▶ **Provided text**:
Should be excellent mothering ability, good dispositions, and great milk production for their calves. 
The one you have chosen as a pet for your mother, I like least. There are 3 kinds of animals and what they exhibit that I look for in docility.
1. Flighty, high headed, physically nervous animals. I cull 'em.
2. Just the normal, easy going, easy handling gentle animal. These are what we all want.
3. The timid, pushed around, 'dumb' animal that can barely care for and fend for herself much less a calf. The rest of the females push them around. No matter how many times they are worked or run thru a facility, they never seem to know what to do. Not exactly aggressive, just a pain in the butt to get them to 'do'. Easily bullied at the feed trough and bale ring by the others and subsequently, don't grow well. They tend to have a certain 'look' about them, in their head structure and faces. For lack of a better term, a 'retarded' look. Your future pet reminds me of that look. Maybe I'm wrong...

▶ **Data lines**:
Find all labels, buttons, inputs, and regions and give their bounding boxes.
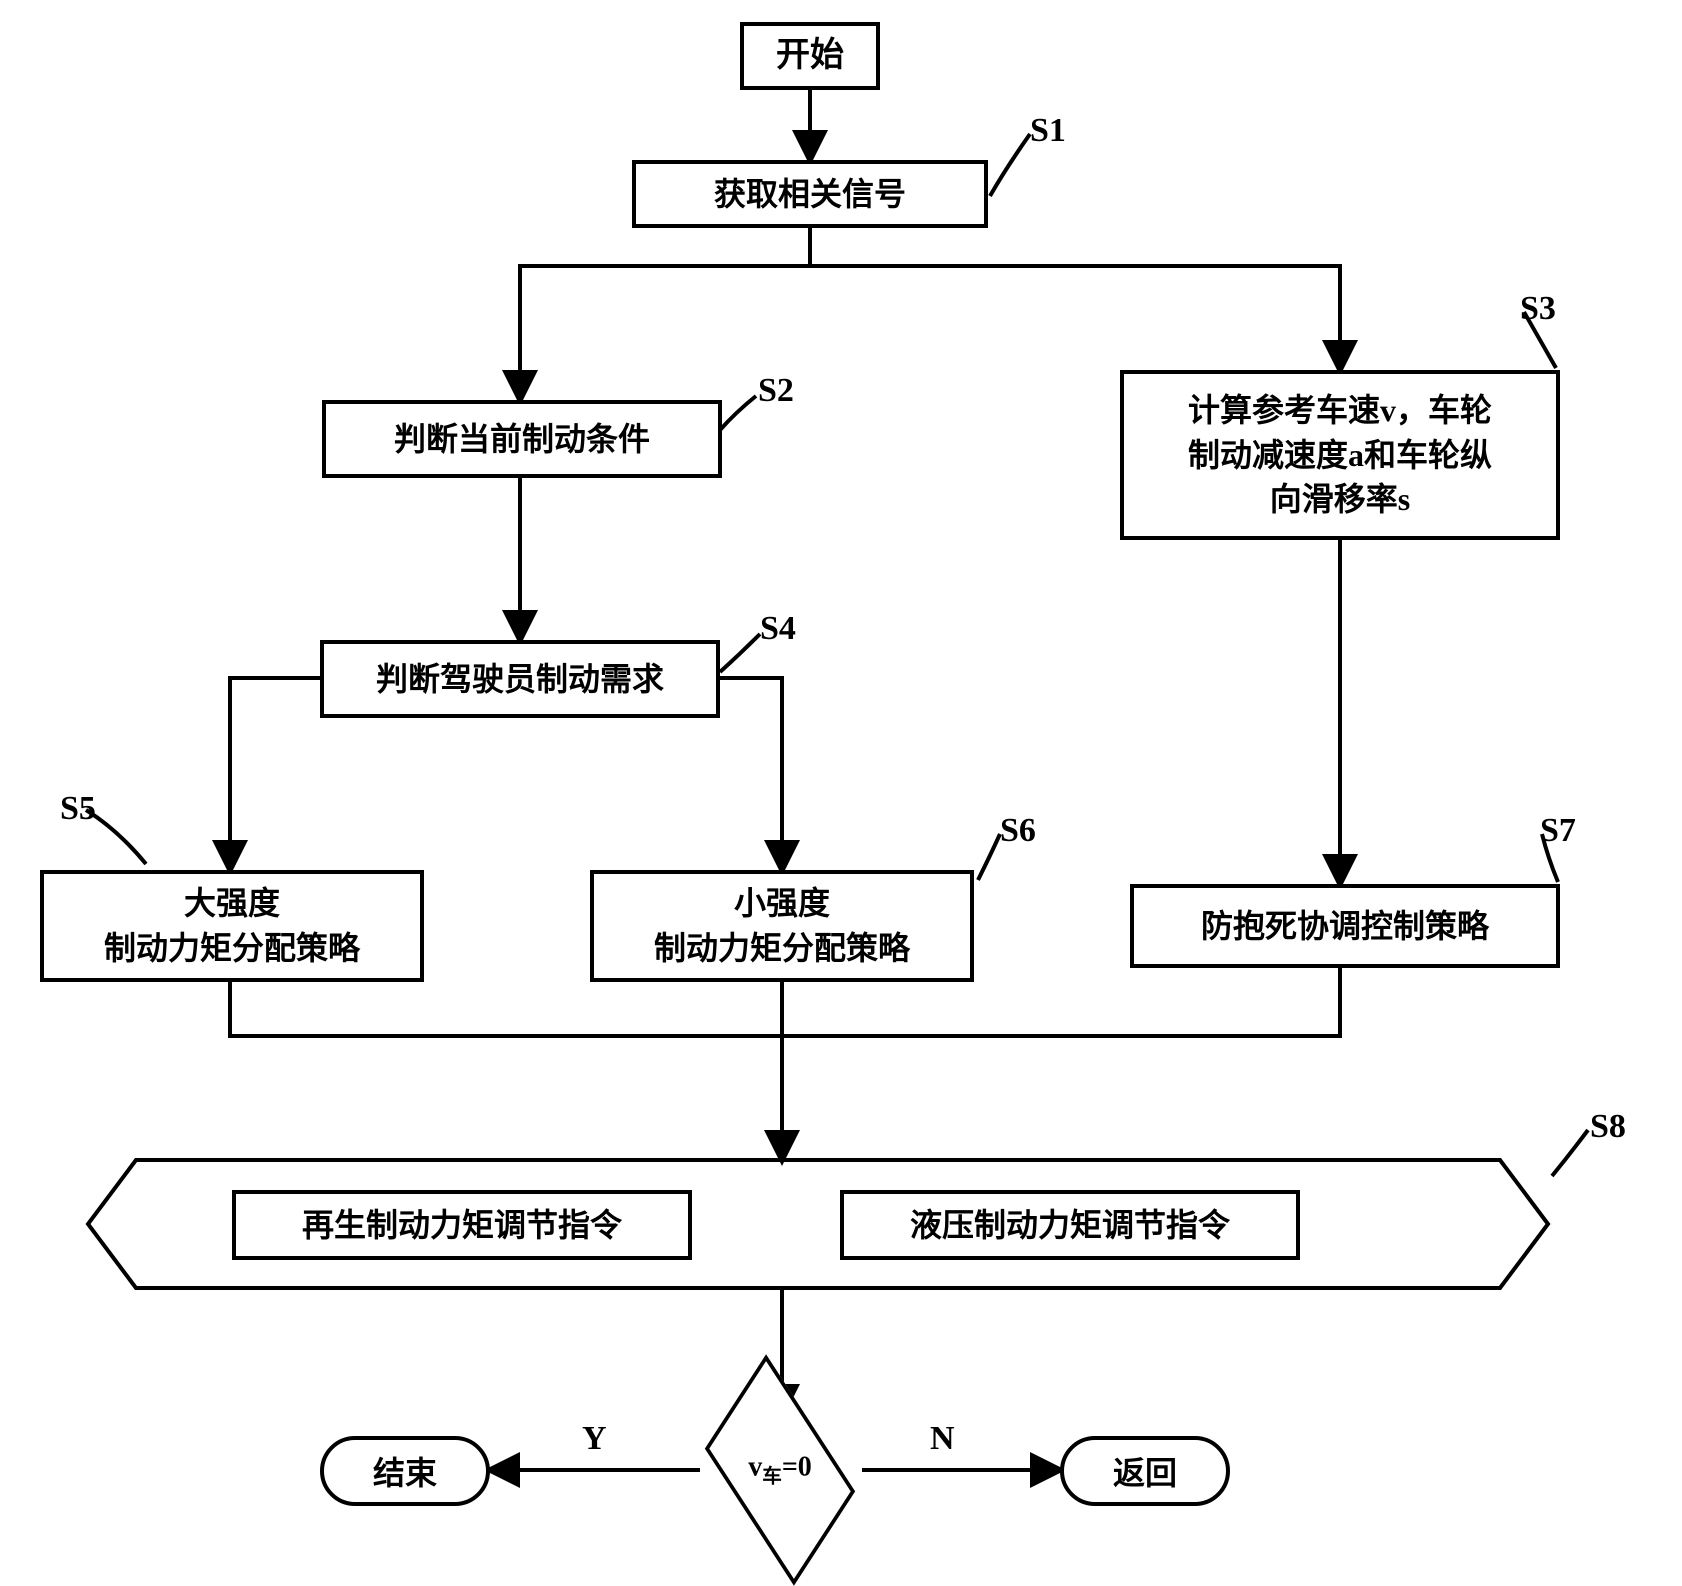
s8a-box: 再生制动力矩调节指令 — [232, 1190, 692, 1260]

▶ **Given request A**: According to the post on cattle temperament, are the following statements true? (i) The writer culls flighty, high-headed, physically nervous animals. (ii) Of the animals discussed, the writer likes best the one chosen as a pet for the reader's mother. (iii) Timid animals that the others bully at the feed trough tend not to grow well. Answer yes or no for each, and quote the words from the post that decide it.
▶ **Given request B**: Pick up the post on cattle temperament after its final sentence and keep writing.
The material is not needed here.

▶ **Exercise result A**:
(i) Yes: "Flighty, high headed, physically nervous animals. I cull 'em."
(ii) No: "The one you have chosen as a pet for your mother, I like least."
(iii) Yes: "Easily bullied at the feed trough and bale ring by the others and subsequently, don't grow well."

▶ **Exercise result B**:
I'm sure you already know all this, but for those here at BYH not familar with Nellores, they are named after the sub region of India they originated from, and all of India does this in regards to regions and their cattle.They're all Brahman (Zebu) but the animals from that region just carry a different name, and it carried over when the Spanish brought them over to the Americas but especially in South and Central America. In India, they would more likely be called Ongole, which is part of the Nellore district. Starting to see some Nellores on the Texas gulf coast because of their better heat resistance and foraging ability.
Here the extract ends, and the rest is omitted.